++++ Data supplied ++++

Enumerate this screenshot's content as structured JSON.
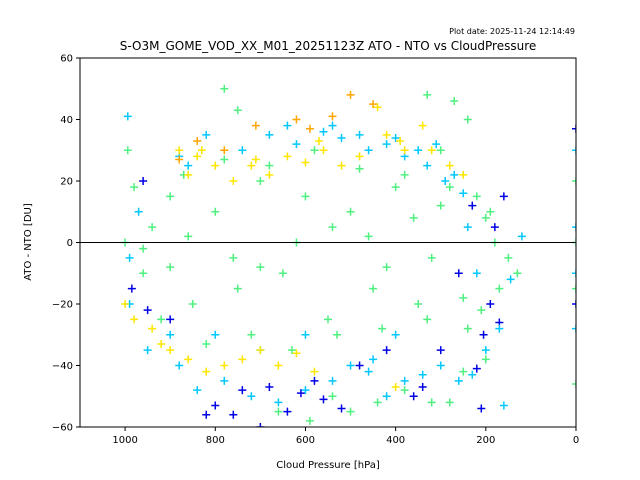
{
  "chart_data": {
    "type": "scatter",
    "title": "S-O3M_GOME_VOD_XX_M01_20251123Z ATO - NTO vs CloudPressure",
    "plot_date": "Plot date: 2025-11-24 12:14:49",
    "xlabel": "Cloud Pressure [hPa]",
    "ylabel": "ATO - NTO [DU]",
    "xlim": [
      1100,
      0
    ],
    "ylim": [
      -60,
      60
    ],
    "xticks": [
      1000,
      800,
      600,
      400,
      200,
      0
    ],
    "yticks": [
      -60,
      -40,
      -20,
      0,
      20,
      40,
      60
    ],
    "hline": 0,
    "marker": "+",
    "legend": "none",
    "grid": false,
    "series": [
      {
        "name": "dark blue",
        "color": "#0000e6",
        "points": [
          [
            800,
            -53
          ],
          [
            760,
            -56
          ],
          [
            700,
            -60
          ],
          [
            640,
            -55
          ],
          [
            560,
            -51
          ],
          [
            520,
            -54
          ],
          [
            210,
            -54
          ],
          [
            820,
            -56
          ],
          [
            740,
            -48
          ],
          [
            480,
            -40
          ],
          [
            340,
            -47
          ],
          [
            420,
            -35
          ],
          [
            900,
            -25
          ],
          [
            950,
            -22
          ],
          [
            260,
            -10
          ],
          [
            230,
            12
          ],
          [
            170,
            -26
          ],
          [
            680,
            -47
          ],
          [
            360,
            -50
          ],
          [
            220,
            -41
          ],
          [
            610,
            -49
          ],
          [
            580,
            -45
          ],
          [
            300,
            -35
          ],
          [
            190,
            -20
          ],
          [
            160,
            15
          ],
          [
            180,
            5
          ],
          [
            205,
            -30
          ],
          [
            985,
            -15
          ],
          [
            960,
            20
          ],
          [
            0,
            37
          ],
          [
            0,
            -20
          ]
        ]
      },
      {
        "name": "cyan",
        "color": "#00c8ff",
        "points": [
          [
            994,
            41
          ],
          [
            950,
            -35
          ],
          [
            880,
            -40
          ],
          [
            840,
            -48
          ],
          [
            780,
            -45
          ],
          [
            720,
            -50
          ],
          [
            660,
            -52
          ],
          [
            600,
            -48
          ],
          [
            540,
            -45
          ],
          [
            500,
            -40
          ],
          [
            460,
            -42
          ],
          [
            420,
            -50
          ],
          [
            380,
            -45
          ],
          [
            340,
            -43
          ],
          [
            300,
            -40
          ],
          [
            260,
            -45
          ],
          [
            230,
            -43
          ],
          [
            200,
            -35
          ],
          [
            170,
            -28
          ],
          [
            160,
            -53
          ],
          [
            740,
            30
          ],
          [
            680,
            35
          ],
          [
            620,
            32
          ],
          [
            560,
            36
          ],
          [
            520,
            34
          ],
          [
            460,
            30
          ],
          [
            420,
            32
          ],
          [
            380,
            28
          ],
          [
            330,
            25
          ],
          [
            290,
            20
          ],
          [
            250,
            16
          ],
          [
            990,
            -5
          ],
          [
            970,
            10
          ],
          [
            900,
            -30
          ],
          [
            860,
            25
          ],
          [
            820,
            35
          ],
          [
            640,
            38
          ],
          [
            540,
            38
          ],
          [
            480,
            35
          ],
          [
            400,
            34
          ],
          [
            350,
            30
          ],
          [
            310,
            32
          ],
          [
            270,
            22
          ],
          [
            0,
            30
          ],
          [
            0,
            -10
          ],
          [
            0,
            5
          ],
          [
            0,
            -28
          ],
          [
            120,
            2
          ],
          [
            145,
            -12
          ],
          [
            600,
            -30
          ],
          [
            700,
            -35
          ],
          [
            800,
            -30
          ],
          [
            880,
            28
          ],
          [
            990,
            -20
          ],
          [
            400,
            -30
          ],
          [
            450,
            -38
          ],
          [
            220,
            -10
          ],
          [
            240,
            5
          ]
        ]
      },
      {
        "name": "green",
        "color": "#50f080",
        "points": [
          [
            994,
            30
          ],
          [
            780,
            50
          ],
          [
            750,
            43
          ],
          [
            270,
            46
          ],
          [
            330,
            48
          ],
          [
            590,
            -58
          ],
          [
            500,
            -55
          ],
          [
            320,
            -52
          ],
          [
            280,
            -52
          ],
          [
            250,
            -42
          ],
          [
            200,
            -38
          ],
          [
            440,
            -52
          ],
          [
            660,
            -55
          ],
          [
            540,
            -50
          ],
          [
            380,
            -48
          ],
          [
            980,
            18
          ],
          [
            960,
            -10
          ],
          [
            940,
            5
          ],
          [
            900,
            15
          ],
          [
            850,
            -20
          ],
          [
            800,
            10
          ],
          [
            750,
            -15
          ],
          [
            700,
            20
          ],
          [
            650,
            -10
          ],
          [
            600,
            15
          ],
          [
            550,
            -25
          ],
          [
            500,
            10
          ],
          [
            450,
            -15
          ],
          [
            400,
            18
          ],
          [
            350,
            -20
          ],
          [
            300,
            12
          ],
          [
            250,
            -18
          ],
          [
            200,
            8
          ],
          [
            170,
            -15
          ],
          [
            150,
            -5
          ],
          [
            130,
            -10
          ],
          [
            1000,
            0
          ],
          [
            920,
            -25
          ],
          [
            870,
            22
          ],
          [
            820,
            -33
          ],
          [
            780,
            27
          ],
          [
            720,
            -30
          ],
          [
            680,
            25
          ],
          [
            630,
            -35
          ],
          [
            580,
            30
          ],
          [
            530,
            -30
          ],
          [
            480,
            24
          ],
          [
            430,
            -28
          ],
          [
            380,
            22
          ],
          [
            330,
            -25
          ],
          [
            280,
            18
          ],
          [
            240,
            -28
          ],
          [
            210,
            -22
          ],
          [
            190,
            10
          ],
          [
            0,
            -46
          ],
          [
            0,
            0
          ],
          [
            0,
            20
          ],
          [
            0,
            -15
          ],
          [
            760,
            -5
          ],
          [
            620,
            0
          ],
          [
            460,
            2
          ],
          [
            320,
            -5
          ],
          [
            180,
            0
          ],
          [
            860,
            2
          ],
          [
            540,
            5
          ],
          [
            420,
            -8
          ],
          [
            360,
            8
          ],
          [
            700,
            -8
          ],
          [
            900,
            -8
          ],
          [
            960,
            -2
          ],
          [
            220,
            15
          ],
          [
            300,
            30
          ],
          [
            240,
            40
          ]
        ]
      },
      {
        "name": "yellow",
        "color": "#ffe600",
        "points": [
          [
            880,
            30
          ],
          [
            860,
            22
          ],
          [
            840,
            28
          ],
          [
            800,
            25
          ],
          [
            760,
            20
          ],
          [
            720,
            25
          ],
          [
            680,
            22
          ],
          [
            640,
            28
          ],
          [
            600,
            26
          ],
          [
            560,
            30
          ],
          [
            520,
            25
          ],
          [
            480,
            28
          ],
          [
            440,
            44
          ],
          [
            420,
            35
          ],
          [
            380,
            30
          ],
          [
            340,
            38
          ],
          [
            320,
            30
          ],
          [
            280,
            25
          ],
          [
            900,
            -35
          ],
          [
            860,
            -38
          ],
          [
            820,
            -42
          ],
          [
            780,
            -40
          ],
          [
            740,
            -38
          ],
          [
            700,
            -35
          ],
          [
            660,
            -40
          ],
          [
            620,
            -36
          ],
          [
            580,
            -42
          ],
          [
            400,
            -47
          ],
          [
            920,
            -33
          ],
          [
            940,
            -28
          ],
          [
            980,
            -25
          ],
          [
            1000,
            -20
          ],
          [
            830,
            30
          ],
          [
            570,
            33
          ],
          [
            710,
            27
          ],
          [
            390,
            33
          ],
          [
            250,
            22
          ]
        ]
      },
      {
        "name": "orange",
        "color": "#ffa500",
        "points": [
          [
            710,
            38
          ],
          [
            620,
            40
          ],
          [
            500,
            48
          ],
          [
            450,
            45
          ],
          [
            540,
            41
          ],
          [
            840,
            33
          ],
          [
            780,
            30
          ],
          [
            590,
            37
          ],
          [
            880,
            27
          ]
        ]
      }
    ]
  }
}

++++

Select, from the listing, all lines that include the word "name".

_Worked solution_
        "name": "dark blue",
        "name": "cyan",
        "name": "green",
        "name": "yellow",
        "name": "orange",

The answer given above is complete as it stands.